▸ Written exercise:
Your task is to transcribe all of the records exactly and leave out the pictures.

··· Data section

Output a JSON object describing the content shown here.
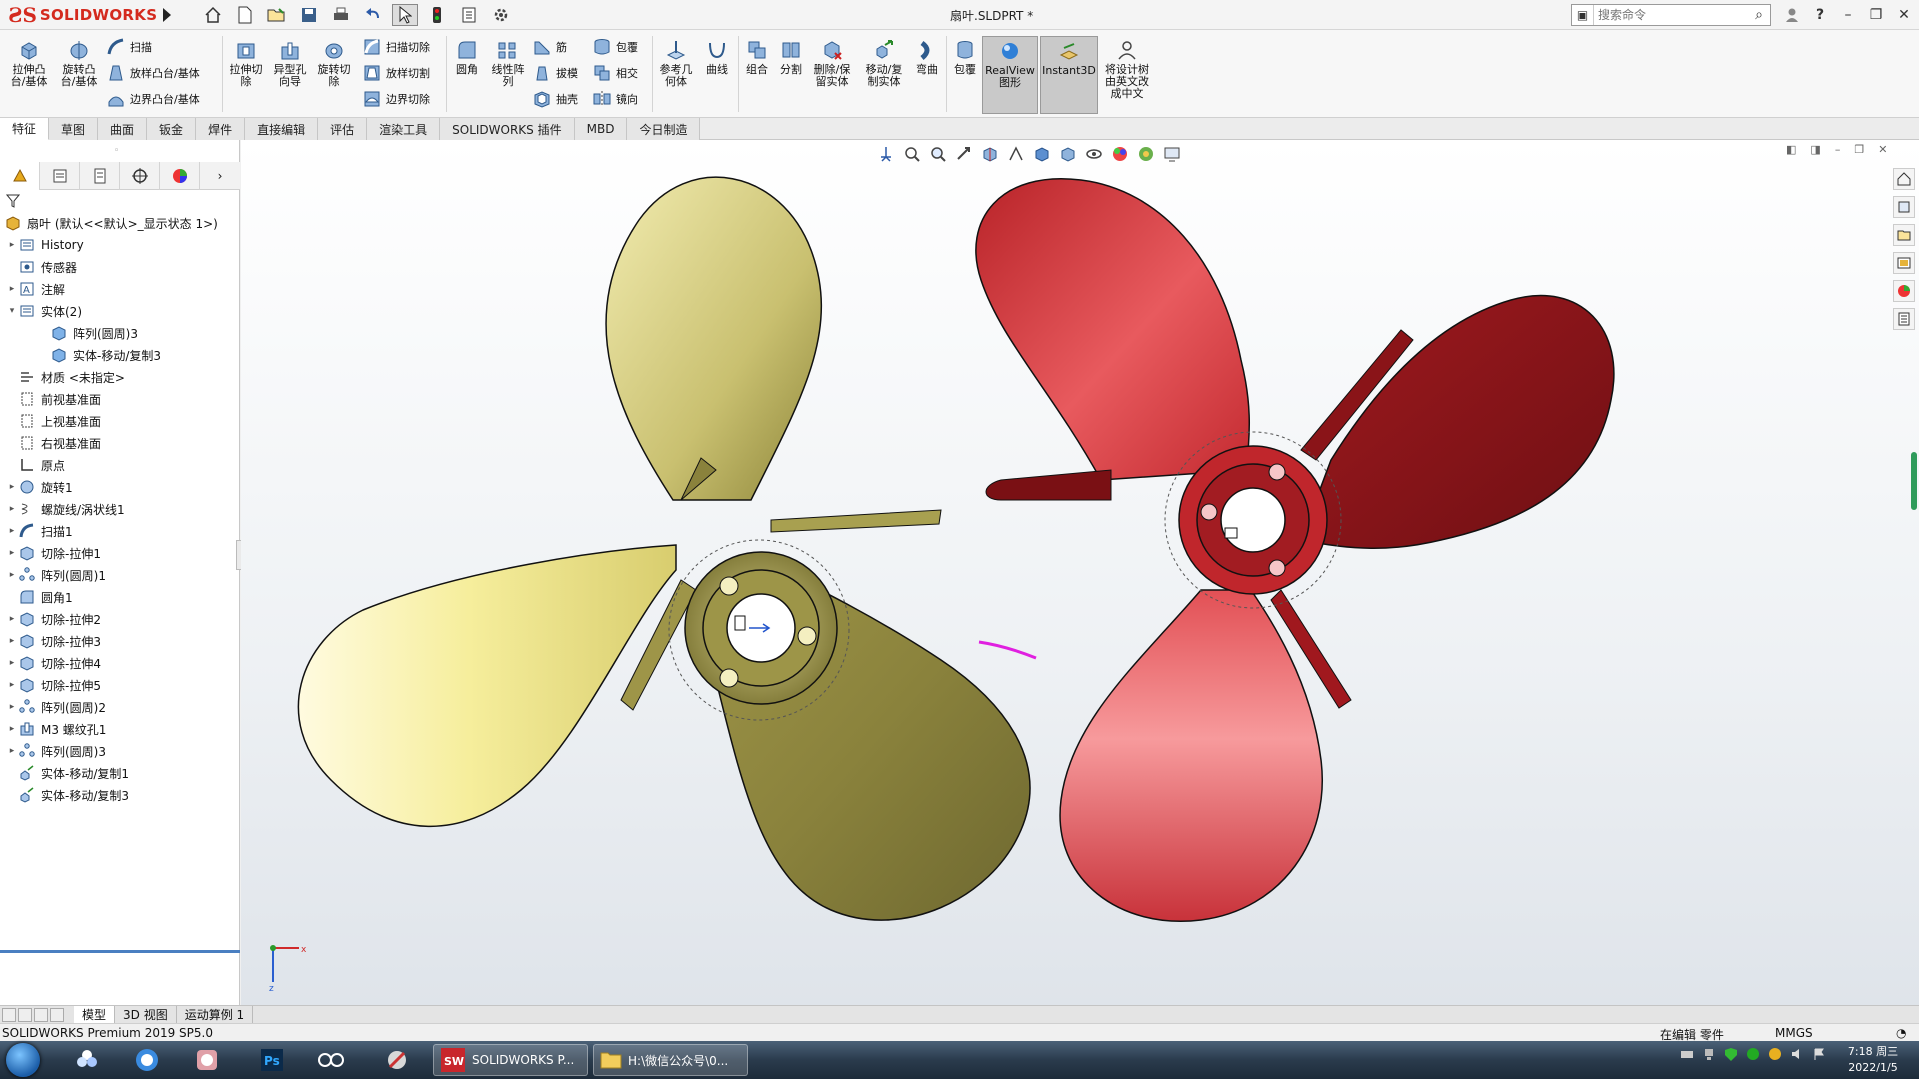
{
  "window": {
    "brand": "SOLIDWORKS",
    "doc_title": "扇叶.SLDPRT *",
    "search_placeholder": "搜索命令"
  },
  "ribbon": {
    "extrude_boss": "拉伸凸台/基体",
    "revolve_boss": "旋转凸台/基体",
    "sweep": "扫描",
    "loft_boss": "放样凸台/基体",
    "boundary_boss": "边界凸台/基体",
    "extrude_cut": "拉伸切除",
    "hole_wizard": "异型孔向导",
    "revolve_cut": "旋转切除",
    "sweep_cut": "扫描切除",
    "loft_cut": "放样切割",
    "boundary_cut": "边界切除",
    "fillet": "圆角",
    "linear_pattern": "线性阵列",
    "rib": "筋",
    "draft": "拔模",
    "shell": "抽壳",
    "wrap": "包覆",
    "intersect": "相交",
    "mirror": "镜向",
    "ref_geometry": "参考几何体",
    "curves": "曲线",
    "combine": "组合",
    "split": "分割",
    "delete_keep_body": "删除/保留实体",
    "move_copy_body": "移动/复制实体",
    "flex": "弯曲",
    "wrap2": "包覆",
    "realview": "RealView图形",
    "instant3d": "Instant3D",
    "translate_tree": "将设计树由英文改成中文"
  },
  "cm_tabs": [
    "特征",
    "草图",
    "曲面",
    "钣金",
    "焊件",
    "直接编辑",
    "评估",
    "渲染工具",
    "SOLIDWORKS 插件",
    "MBD",
    "今日制造"
  ],
  "tree": {
    "root": "扇叶 (默认<<默认>_显示状态 1>)",
    "items": [
      {
        "label": "History",
        "exp": "▸",
        "indent": 0
      },
      {
        "label": "传感器",
        "exp": "",
        "indent": 0
      },
      {
        "label": "注解",
        "exp": "▸",
        "indent": 0
      },
      {
        "label": "实体(2)",
        "exp": "▾",
        "indent": 0
      },
      {
        "label": "阵列(圆周)3",
        "exp": "",
        "indent": 1
      },
      {
        "label": "实体-移动/复制3",
        "exp": "",
        "indent": 1
      },
      {
        "label": "材质 <未指定>",
        "exp": "",
        "indent": 0
      },
      {
        "label": "前视基准面",
        "exp": "",
        "indent": 0
      },
      {
        "label": "上视基准面",
        "exp": "",
        "indent": 0
      },
      {
        "label": "右视基准面",
        "exp": "",
        "indent": 0
      },
      {
        "label": "原点",
        "exp": "",
        "indent": 0
      },
      {
        "label": "旋转1",
        "exp": "▸",
        "indent": 0
      },
      {
        "label": "螺旋线/涡状线1",
        "exp": "▸",
        "indent": 0
      },
      {
        "label": "扫描1",
        "exp": "▸",
        "indent": 0
      },
      {
        "label": "切除-拉伸1",
        "exp": "▸",
        "indent": 0
      },
      {
        "label": "阵列(圆周)1",
        "exp": "▸",
        "indent": 0
      },
      {
        "label": "圆角1",
        "exp": "",
        "indent": 0
      },
      {
        "label": "切除-拉伸2",
        "exp": "▸",
        "indent": 0
      },
      {
        "label": "切除-拉伸3",
        "exp": "▸",
        "indent": 0
      },
      {
        "label": "切除-拉伸4",
        "exp": "▸",
        "indent": 0
      },
      {
        "label": "切除-拉伸5",
        "exp": "▸",
        "indent": 0
      },
      {
        "label": "阵列(圆周)2",
        "exp": "▸",
        "indent": 0
      },
      {
        "label": "M3 螺纹孔1",
        "exp": "▸",
        "indent": 0
      },
      {
        "label": "阵列(圆周)3",
        "exp": "▸",
        "indent": 0
      },
      {
        "label": "实体-移动/复制1",
        "exp": "",
        "indent": 0
      },
      {
        "label": "实体-移动/复制3",
        "exp": "",
        "indent": 0
      }
    ]
  },
  "bottom_tabs": [
    "模型",
    "3D 视图",
    "运动算例 1"
  ],
  "status": {
    "product": "SOLIDWORKS Premium 2019 SP5.0",
    "editing": "在编辑 零件",
    "units": "MMGS"
  },
  "taskbar": {
    "sw_task": "SOLIDWORKS P...",
    "folder_task": "H:\\微信公众号\\0...",
    "time": "7:18 周三",
    "date": "2022/1/5"
  },
  "colors": {
    "brand_red": "#d42a1e",
    "yellow_prop": "#d8d07a",
    "red_prop": "#c8282e"
  },
  "triad": {
    "x": "x",
    "z": "z"
  }
}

······

▸ Solution below:
Output a JSON object describing the content shown here.
{
  "window": {
    "brand": "SOLIDWORKS",
    "doc_title": "扇叶.SLDPRT *",
    "search_placeholder": "搜索命令"
  },
  "ribbon": {
    "extrude_boss": "拉伸凸台/基体",
    "revolve_boss": "旋转凸台/基体",
    "sweep": "扫描",
    "loft_boss": "放样凸台/基体",
    "boundary_boss": "边界凸台/基体",
    "extrude_cut": "拉伸切除",
    "hole_wizard": "异型孔向导",
    "revolve_cut": "旋转切除",
    "sweep_cut": "扫描切除",
    "loft_cut": "放样切割",
    "boundary_cut": "边界切除",
    "fillet": "圆角",
    "linear_pattern": "线性阵列",
    "rib": "筋",
    "draft": "拔模",
    "shell": "抽壳",
    "wrap": "包覆",
    "intersect": "相交",
    "mirror": "镜向",
    "ref_geometry": "参考几何体",
    "curves": "曲线",
    "combine": "组合",
    "split": "分割",
    "delete_keep_body": "删除/保留实体",
    "move_copy_body": "移动/复制实体",
    "flex": "弯曲",
    "wrap2": "包覆",
    "realview": "RealView图形",
    "instant3d": "Instant3D",
    "translate_tree": "将设计树由英文改成中文"
  },
  "cm_tabs": [
    "特征",
    "草图",
    "曲面",
    "钣金",
    "焊件",
    "直接编辑",
    "评估",
    "渲染工具",
    "SOLIDWORKS 插件",
    "MBD",
    "今日制造"
  ],
  "tree": {
    "root": "扇叶 (默认<<默认>_显示状态 1>)",
    "items": [
      {
        "label": "History",
        "exp": "▸",
        "indent": 0
      },
      {
        "label": "传感器",
        "exp": "",
        "indent": 0
      },
      {
        "label": "注解",
        "exp": "▸",
        "indent": 0
      },
      {
        "label": "实体(2)",
        "exp": "▾",
        "indent": 0
      },
      {
        "label": "阵列(圆周)3",
        "exp": "",
        "indent": 1
      },
      {
        "label": "实体-移动/复制3",
        "exp": "",
        "indent": 1
      },
      {
        "label": "材质 <未指定>",
        "exp": "",
        "indent": 0
      },
      {
        "label": "前视基准面",
        "exp": "",
        "indent": 0
      },
      {
        "label": "上视基准面",
        "exp": "",
        "indent": 0
      },
      {
        "label": "右视基准面",
        "exp": "",
        "indent": 0
      },
      {
        "label": "原点",
        "exp": "",
        "indent": 0
      },
      {
        "label": "旋转1",
        "exp": "▸",
        "indent": 0
      },
      {
        "label": "螺旋线/涡状线1",
        "exp": "▸",
        "indent": 0
      },
      {
        "label": "扫描1",
        "exp": "▸",
        "indent": 0
      },
      {
        "label": "切除-拉伸1",
        "exp": "▸",
        "indent": 0
      },
      {
        "label": "阵列(圆周)1",
        "exp": "▸",
        "indent": 0
      },
      {
        "label": "圆角1",
        "exp": "",
        "indent": 0
      },
      {
        "label": "切除-拉伸2",
        "exp": "▸",
        "indent": 0
      },
      {
        "label": "切除-拉伸3",
        "exp": "▸",
        "indent": 0
      },
      {
        "label": "切除-拉伸4",
        "exp": "▸",
        "indent": 0
      },
      {
        "label": "切除-拉伸5",
        "exp": "▸",
        "indent": 0
      },
      {
        "label": "阵列(圆周)2",
        "exp": "▸",
        "indent": 0
      },
      {
        "label": "M3 螺纹孔1",
        "exp": "▸",
        "indent": 0
      },
      {
        "label": "阵列(圆周)3",
        "exp": "▸",
        "indent": 0
      },
      {
        "label": "实体-移动/复制1",
        "exp": "",
        "indent": 0
      },
      {
        "label": "实体-移动/复制3",
        "exp": "",
        "indent": 0
      }
    ]
  },
  "bottom_tabs": [
    "模型",
    "3D 视图",
    "运动算例 1"
  ],
  "status": {
    "product": "SOLIDWORKS Premium 2019 SP5.0",
    "editing": "在编辑 零件",
    "units": "MMGS"
  },
  "taskbar": {
    "sw_task": "SOLIDWORKS P...",
    "folder_task": "H:\\微信公众号\\0...",
    "time": "7:18 周三",
    "date": "2022/1/5"
  },
  "colors": {
    "brand_red": "#d42a1e",
    "yellow_prop": "#d8d07a",
    "red_prop": "#c8282e"
  },
  "triad": {
    "x": "x",
    "z": "z"
  }
}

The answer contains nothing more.